Stored items:
====================

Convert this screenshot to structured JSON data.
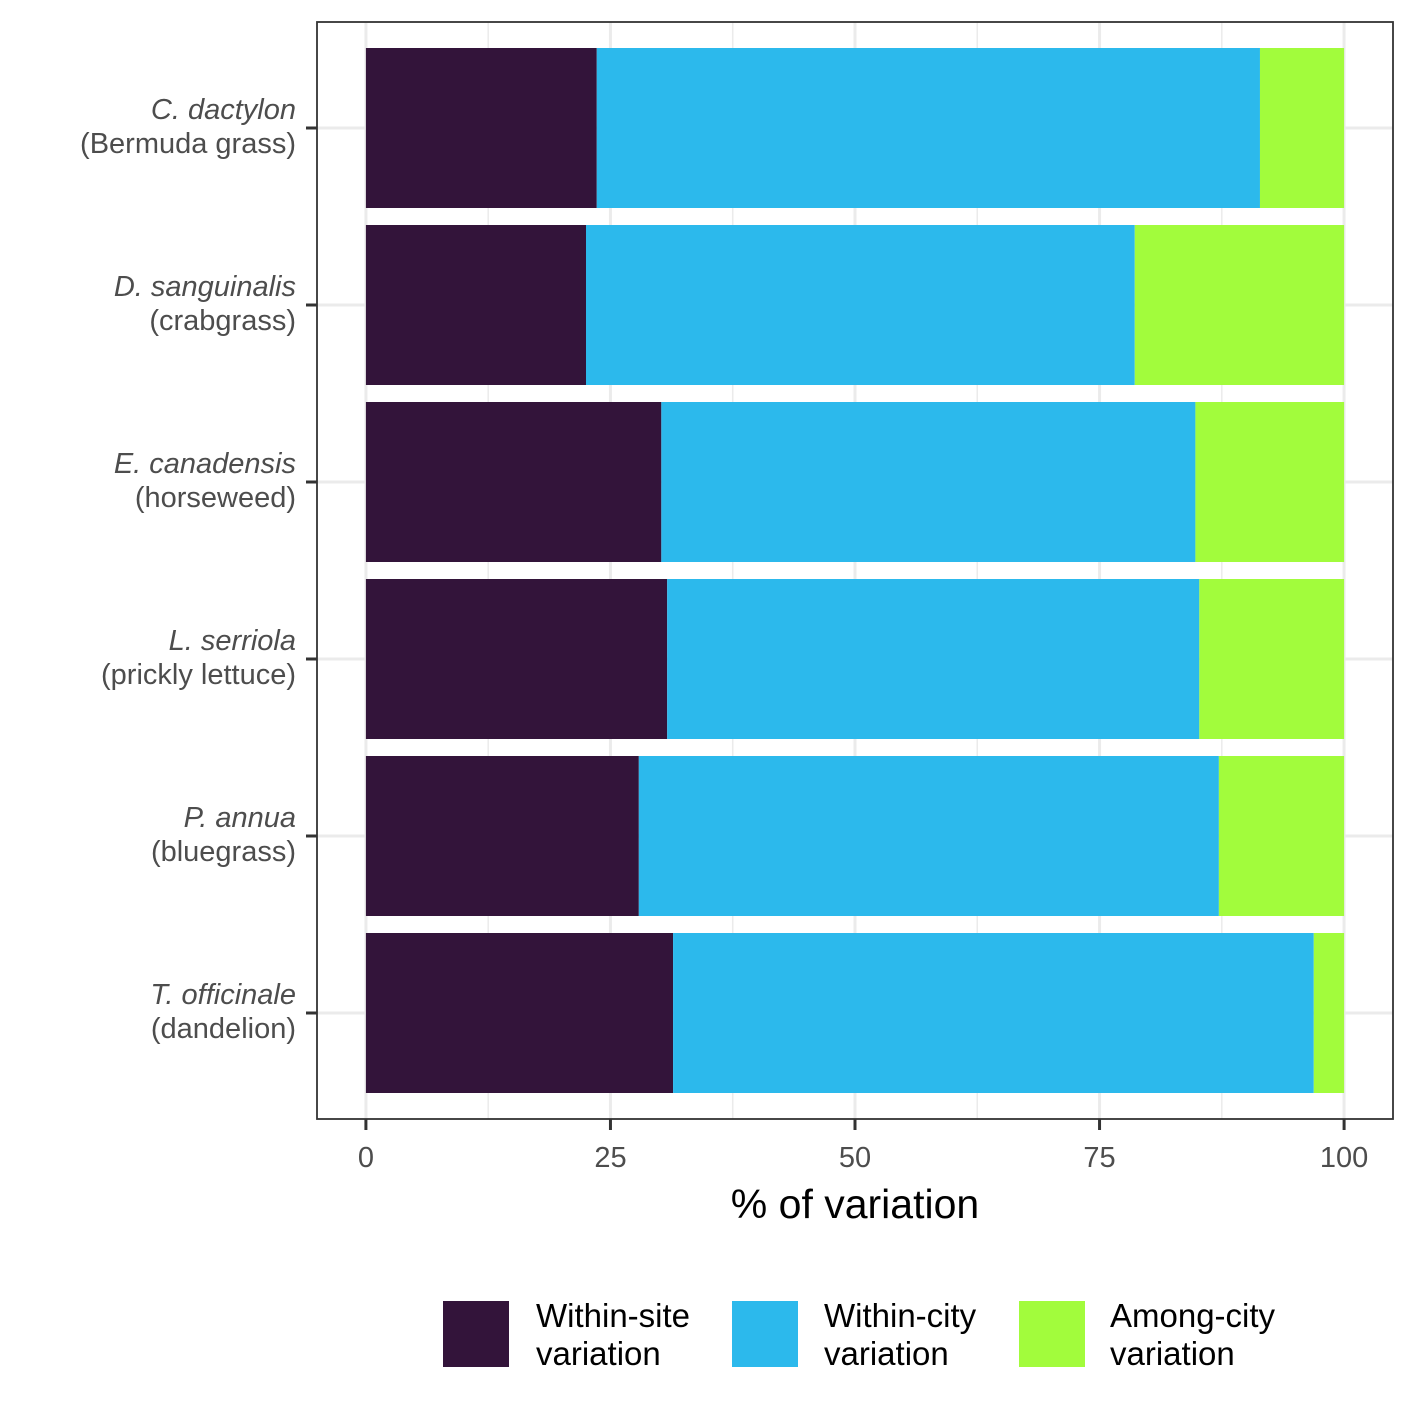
{
  "chart_data": {
    "type": "bar",
    "orientation": "horizontal",
    "stacked": true,
    "categories": [
      {
        "species": "C. dactylon",
        "common": "(Bermuda grass)"
      },
      {
        "species": "D. sanguinalis",
        "common": "(crabgrass)"
      },
      {
        "species": "E. canadensis",
        "common": "(horseweed)"
      },
      {
        "species": "L. serriola",
        "common": "(prickly lettuce)"
      },
      {
        "species": "P. annua",
        "common": "(bluegrass)"
      },
      {
        "species": "T. officinale",
        "common": "(dandelion)"
      }
    ],
    "series": [
      {
        "name": "Within-site variation",
        "legend_lines": [
          "Within-site",
          "variation"
        ],
        "color": "#33143A",
        "values": [
          23.6,
          22.5,
          30.2,
          30.8,
          27.9,
          31.4
        ]
      },
      {
        "name": "Within-city variation",
        "legend_lines": [
          "Within-city",
          "variation"
        ],
        "color": "#2CB9EC",
        "values": [
          67.8,
          56.1,
          54.6,
          54.4,
          59.3,
          65.5
        ]
      },
      {
        "name": "Among-city variation",
        "legend_lines": [
          "Among-city",
          "variation"
        ],
        "color": "#A2FC3C",
        "values": [
          8.6,
          21.4,
          15.2,
          14.8,
          12.8,
          3.1
        ]
      }
    ],
    "xlabel": "% of variation",
    "ylabel": "",
    "xlim": [
      -5,
      105
    ],
    "x_ticks": [
      0,
      25,
      50,
      75,
      100
    ],
    "x_tick_labels": [
      "0",
      "25",
      "50",
      "75",
      "100"
    ],
    "grid": true,
    "legend_position": "bottom"
  }
}
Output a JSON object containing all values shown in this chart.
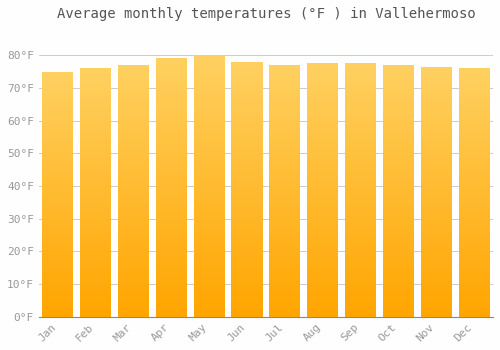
{
  "title": "Average monthly temperatures (°F ) in Vallehermoso",
  "months": [
    "Jan",
    "Feb",
    "Mar",
    "Apr",
    "May",
    "Jun",
    "Jul",
    "Aug",
    "Sep",
    "Oct",
    "Nov",
    "Dec"
  ],
  "values": [
    75.0,
    76.0,
    77.0,
    79.0,
    80.0,
    78.0,
    77.0,
    77.5,
    77.5,
    77.0,
    76.5,
    76.0
  ],
  "bar_color_top": "#FFD060",
  "bar_color_bottom": "#FFA500",
  "background_color": "#FEFEFE",
  "grid_color": "#CCCCCC",
  "ylim": [
    0,
    88
  ],
  "yticks": [
    0,
    10,
    20,
    30,
    40,
    50,
    60,
    70,
    80
  ],
  "ytick_labels": [
    "0°F",
    "10°F",
    "20°F",
    "30°F",
    "40°F",
    "50°F",
    "60°F",
    "70°F",
    "80°F"
  ],
  "title_fontsize": 10,
  "tick_fontsize": 8,
  "font_color": "#999999",
  "bar_width": 0.82
}
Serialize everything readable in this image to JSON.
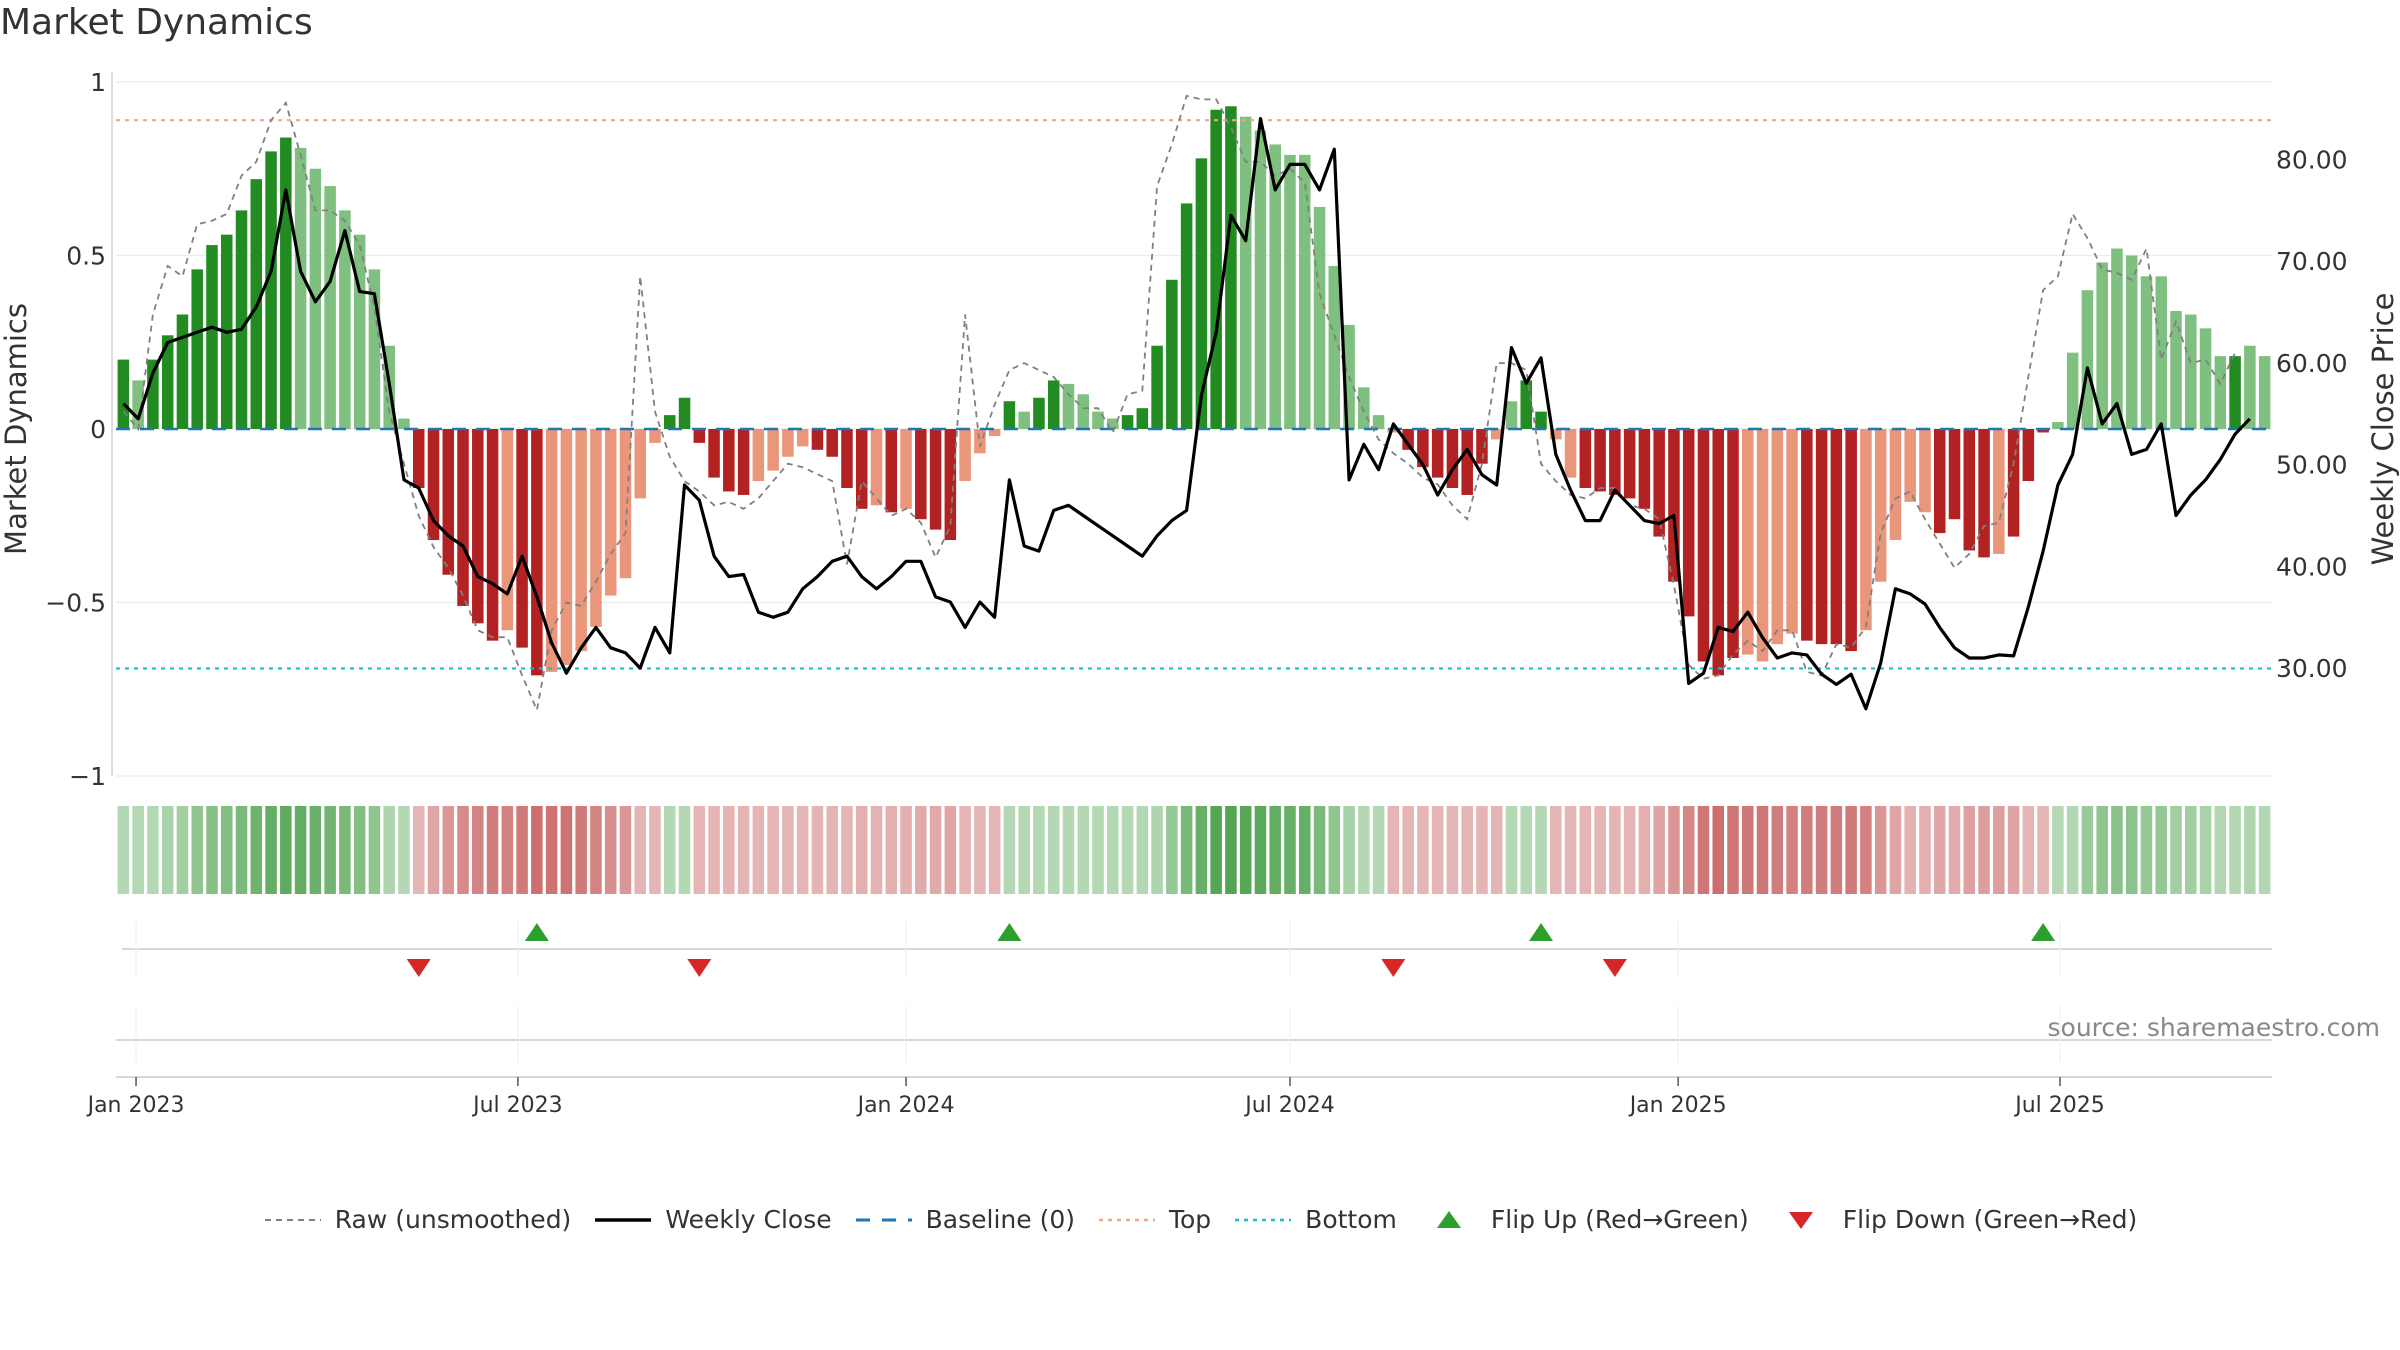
{
  "chart_data": {
    "type": "bar",
    "title": "Market Dynamics",
    "ylabel": "Market Dynamics",
    "y2label": "Weekly Close Price",
    "ylim": [
      -1,
      1
    ],
    "y2lim": [
      19.4,
      87.6
    ],
    "y_ticks": [
      1,
      0.5,
      0,
      -0.5,
      -1
    ],
    "y_tick_labels": [
      "1",
      "0.5",
      "0",
      "−0.5",
      "−1"
    ],
    "y2_ticks": [
      30,
      40,
      50,
      60,
      70,
      80
    ],
    "y2_tick_labels": [
      "30.00",
      "40.00",
      "50.00",
      "60.00",
      "70.00",
      "80.00"
    ],
    "x_tick_labels": [
      "Jan 2023",
      "Jul 2023",
      "Jan 2024",
      "Jul 2024",
      "Jan 2025",
      "Jul 2025"
    ],
    "x_tick_dates": [
      "2023-01-01",
      "2023-07-01",
      "2024-01-01",
      "2024-07-01",
      "2025-01-01",
      "2025-07-01"
    ],
    "first_week": "2022-12-26",
    "top_line": 0.89,
    "bottom_line": -0.69,
    "colors": {
      "strong_green": "#228b22",
      "light_green": "#7fbf7f",
      "strong_red": "#b22222",
      "light_red": "#e9967a",
      "close_line": "#000000",
      "raw_line": "#808080",
      "baseline": "#1f77b4",
      "top": "#f4a582",
      "bottom": "#17becf",
      "flip_up": "#2ca02c",
      "flip_down": "#d62728"
    },
    "series": [
      {
        "name": "Market Dynamics",
        "values": [
          0.2,
          0.14,
          0.2,
          0.27,
          0.33,
          0.46,
          0.53,
          0.56,
          0.63,
          0.72,
          0.8,
          0.84,
          0.81,
          0.75,
          0.7,
          0.63,
          0.56,
          0.46,
          0.24,
          0.03,
          -0.17,
          -0.32,
          -0.42,
          -0.51,
          -0.56,
          -0.61,
          -0.58,
          -0.63,
          -0.71,
          -0.7,
          -0.68,
          -0.64,
          -0.57,
          -0.48,
          -0.43,
          -0.2,
          -0.04,
          0.04,
          0.09,
          -0.04,
          -0.14,
          -0.18,
          -0.19,
          -0.15,
          -0.12,
          -0.08,
          -0.05,
          -0.06,
          -0.08,
          -0.17,
          -0.23,
          -0.22,
          -0.24,
          -0.23,
          -0.26,
          -0.29,
          -0.32,
          -0.15,
          -0.07,
          -0.02,
          0.08,
          0.05,
          0.09,
          0.14,
          0.13,
          0.1,
          0.05,
          0.03,
          0.04,
          0.06,
          0.24,
          0.43,
          0.65,
          0.78,
          0.92,
          0.93,
          0.9,
          0.86,
          0.82,
          0.79,
          0.79,
          0.64,
          0.47,
          0.3,
          0.12,
          0.04,
          -0.01,
          -0.06,
          -0.11,
          -0.14,
          -0.17,
          -0.19,
          -0.1,
          -0.03,
          0.08,
          0.14,
          0.05,
          -0.03,
          -0.14,
          -0.17,
          -0.18,
          -0.19,
          -0.2,
          -0.23,
          -0.31,
          -0.44,
          -0.54,
          -0.67,
          -0.71,
          -0.66,
          -0.65,
          -0.67,
          -0.62,
          -0.59,
          -0.61,
          -0.62,
          -0.62,
          -0.64,
          -0.58,
          -0.44,
          -0.32,
          -0.21,
          -0.24,
          -0.3,
          -0.26,
          -0.35,
          -0.37,
          -0.36,
          -0.31,
          -0.15,
          -0.01,
          0.02,
          0.22,
          0.4,
          0.48,
          0.52,
          0.5,
          0.44,
          0.44,
          0.34,
          0.33,
          0.29,
          0.21,
          0.21,
          0.24,
          0.21
        ],
        "strength": [
          "s",
          "l",
          "s",
          "s",
          "s",
          "s",
          "s",
          "s",
          "s",
          "s",
          "s",
          "s",
          "l",
          "l",
          "l",
          "l",
          "l",
          "l",
          "l",
          "l",
          "s",
          "s",
          "s",
          "s",
          "s",
          "s",
          "l",
          "s",
          "s",
          "l",
          "l",
          "l",
          "l",
          "l",
          "l",
          "l",
          "l",
          "s",
          "s",
          "s",
          "s",
          "s",
          "s",
          "l",
          "l",
          "l",
          "l",
          "s",
          "s",
          "s",
          "s",
          "l",
          "s",
          "l",
          "s",
          "s",
          "s",
          "l",
          "l",
          "l",
          "s",
          "l",
          "s",
          "s",
          "l",
          "l",
          "l",
          "l",
          "s",
          "s",
          "s",
          "s",
          "s",
          "s",
          "s",
          "s",
          "l",
          "l",
          "l",
          "l",
          "l",
          "l",
          "l",
          "l",
          "l",
          "l",
          "l",
          "s",
          "s",
          "s",
          "s",
          "s",
          "s",
          "l",
          "l",
          "s",
          "s",
          "l",
          "l",
          "s",
          "s",
          "s",
          "s",
          "s",
          "s",
          "s",
          "s",
          "s",
          "s",
          "s",
          "l",
          "l",
          "l",
          "l",
          "s",
          "s",
          "s",
          "s",
          "l",
          "l",
          "l",
          "l",
          "l",
          "s",
          "s",
          "s",
          "s",
          "l",
          "s",
          "s",
          "s",
          "l",
          "l",
          "l",
          "l",
          "l",
          "l",
          "l",
          "l",
          "l",
          "l",
          "l",
          "l",
          "s",
          "l"
        ]
      },
      {
        "name": "Raw (unsmoothed)",
        "values": [
          0.05,
          0.0,
          0.33,
          0.47,
          0.44,
          0.59,
          0.6,
          0.62,
          0.73,
          0.77,
          0.89,
          0.94,
          0.79,
          0.63,
          0.63,
          0.6,
          0.53,
          0.35,
          0.05,
          -0.1,
          -0.25,
          -0.34,
          -0.4,
          -0.48,
          -0.58,
          -0.6,
          -0.6,
          -0.71,
          -0.81,
          -0.58,
          -0.5,
          -0.51,
          -0.44,
          -0.36,
          -0.3,
          0.44,
          0.05,
          -0.08,
          -0.15,
          -0.18,
          -0.22,
          -0.21,
          -0.23,
          -0.2,
          -0.15,
          -0.1,
          -0.11,
          -0.13,
          -0.15,
          -0.39,
          -0.15,
          -0.2,
          -0.25,
          -0.23,
          -0.27,
          -0.37,
          -0.28,
          0.33,
          -0.05,
          0.07,
          0.17,
          0.19,
          0.17,
          0.15,
          0.1,
          0.06,
          0.06,
          -0.01,
          0.1,
          0.11,
          0.7,
          0.82,
          0.96,
          0.95,
          0.95,
          0.87,
          0.77,
          0.77,
          0.73,
          0.75,
          0.71,
          0.39,
          0.27,
          0.15,
          0.05,
          -0.03,
          -0.07,
          -0.1,
          -0.14,
          -0.16,
          -0.22,
          -0.26,
          -0.1,
          0.19,
          0.19,
          0.17,
          -0.1,
          -0.15,
          -0.19,
          -0.2,
          -0.17,
          -0.17,
          -0.22,
          -0.23,
          -0.26,
          -0.45,
          -0.68,
          -0.72,
          -0.71,
          -0.65,
          -0.61,
          -0.64,
          -0.58,
          -0.58,
          -0.7,
          -0.71,
          -0.62,
          -0.63,
          -0.57,
          -0.3,
          -0.2,
          -0.18,
          -0.26,
          -0.33,
          -0.4,
          -0.36,
          -0.28,
          -0.27,
          -0.1,
          0.15,
          0.4,
          0.44,
          0.62,
          0.55,
          0.46,
          0.45,
          0.43,
          0.52,
          0.2,
          0.31,
          0.19,
          0.2,
          0.13,
          0.22
        ]
      },
      {
        "name": "Weekly Close",
        "values": [
          56.0,
          54.5,
          59.0,
          62.0,
          62.5,
          63.0,
          63.5,
          63.0,
          63.3,
          65.5,
          69.0,
          77.0,
          69.0,
          66.0,
          68.0,
          73.0,
          67.0,
          66.8,
          58.0,
          48.5,
          47.7,
          44.5,
          43.0,
          42.0,
          39.0,
          38.3,
          37.3,
          41.0,
          37.0,
          32.5,
          29.5,
          32.0,
          34.0,
          32.0,
          31.5,
          30.0,
          34.0,
          31.5,
          48.0,
          46.5,
          41.0,
          39.0,
          39.2,
          35.5,
          35.0,
          35.5,
          37.8,
          39.0,
          40.5,
          41.0,
          39.0,
          37.8,
          39.0,
          40.5,
          40.5,
          37.0,
          36.5,
          34.0,
          36.5,
          35.0,
          48.5,
          42.0,
          41.5,
          45.5,
          46.0,
          45.0,
          44.0,
          43.0,
          42.0,
          41.0,
          43.0,
          44.5,
          45.5,
          56.8,
          63.0,
          74.5,
          72.0,
          84.0,
          77.0,
          79.5,
          79.5,
          77.0,
          81.0,
          48.5,
          52.0,
          49.5,
          54.0,
          52.0,
          50.0,
          47.0,
          49.5,
          51.5,
          49.0,
          48.0,
          61.5,
          58.0,
          60.5,
          51.0,
          47.5,
          44.5,
          44.5,
          47.5,
          46.0,
          44.5,
          44.2,
          45.0,
          28.5,
          29.5,
          34.0,
          33.6,
          35.5,
          33.0,
          31.0,
          31.5,
          31.3,
          29.4,
          28.4,
          29.4,
          26.0,
          30.5,
          37.8,
          37.3,
          36.3,
          34.0,
          32.0,
          31.0,
          31.0,
          31.3,
          31.2,
          36.0,
          41.5,
          48.0,
          51.0,
          59.5,
          54.0,
          56.0,
          51.0,
          51.5,
          54.0,
          45.0,
          47.0,
          48.5,
          50.5,
          53.0,
          54.5
        ]
      }
    ],
    "flip_up_weeks": [
      28,
      60,
      96,
      130
    ],
    "flip_down_weeks": [
      20,
      39,
      86,
      101
    ],
    "legend": [
      {
        "label": "Raw (unsmoothed)",
        "kind": "dashed-gray"
      },
      {
        "label": "Weekly Close",
        "kind": "solid-black"
      },
      {
        "label": "Baseline (0)",
        "kind": "dashed-blue"
      },
      {
        "label": "Top",
        "kind": "dotted-orange"
      },
      {
        "label": "Bottom",
        "kind": "dotted-cyan"
      },
      {
        "label": "Flip Up (Red→Green)",
        "kind": "triangle-up"
      },
      {
        "label": "Flip Down (Green→Red)",
        "kind": "triangle-down"
      }
    ],
    "source": "source: sharemaestro.com"
  }
}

====================

- Task brief
Pull out each line of the records holding the string "Dynamics".

- Answer
    "title": "Market Dynamics",
    "ylabel": "Market Dynamics",
        "name": "Market Dynamics",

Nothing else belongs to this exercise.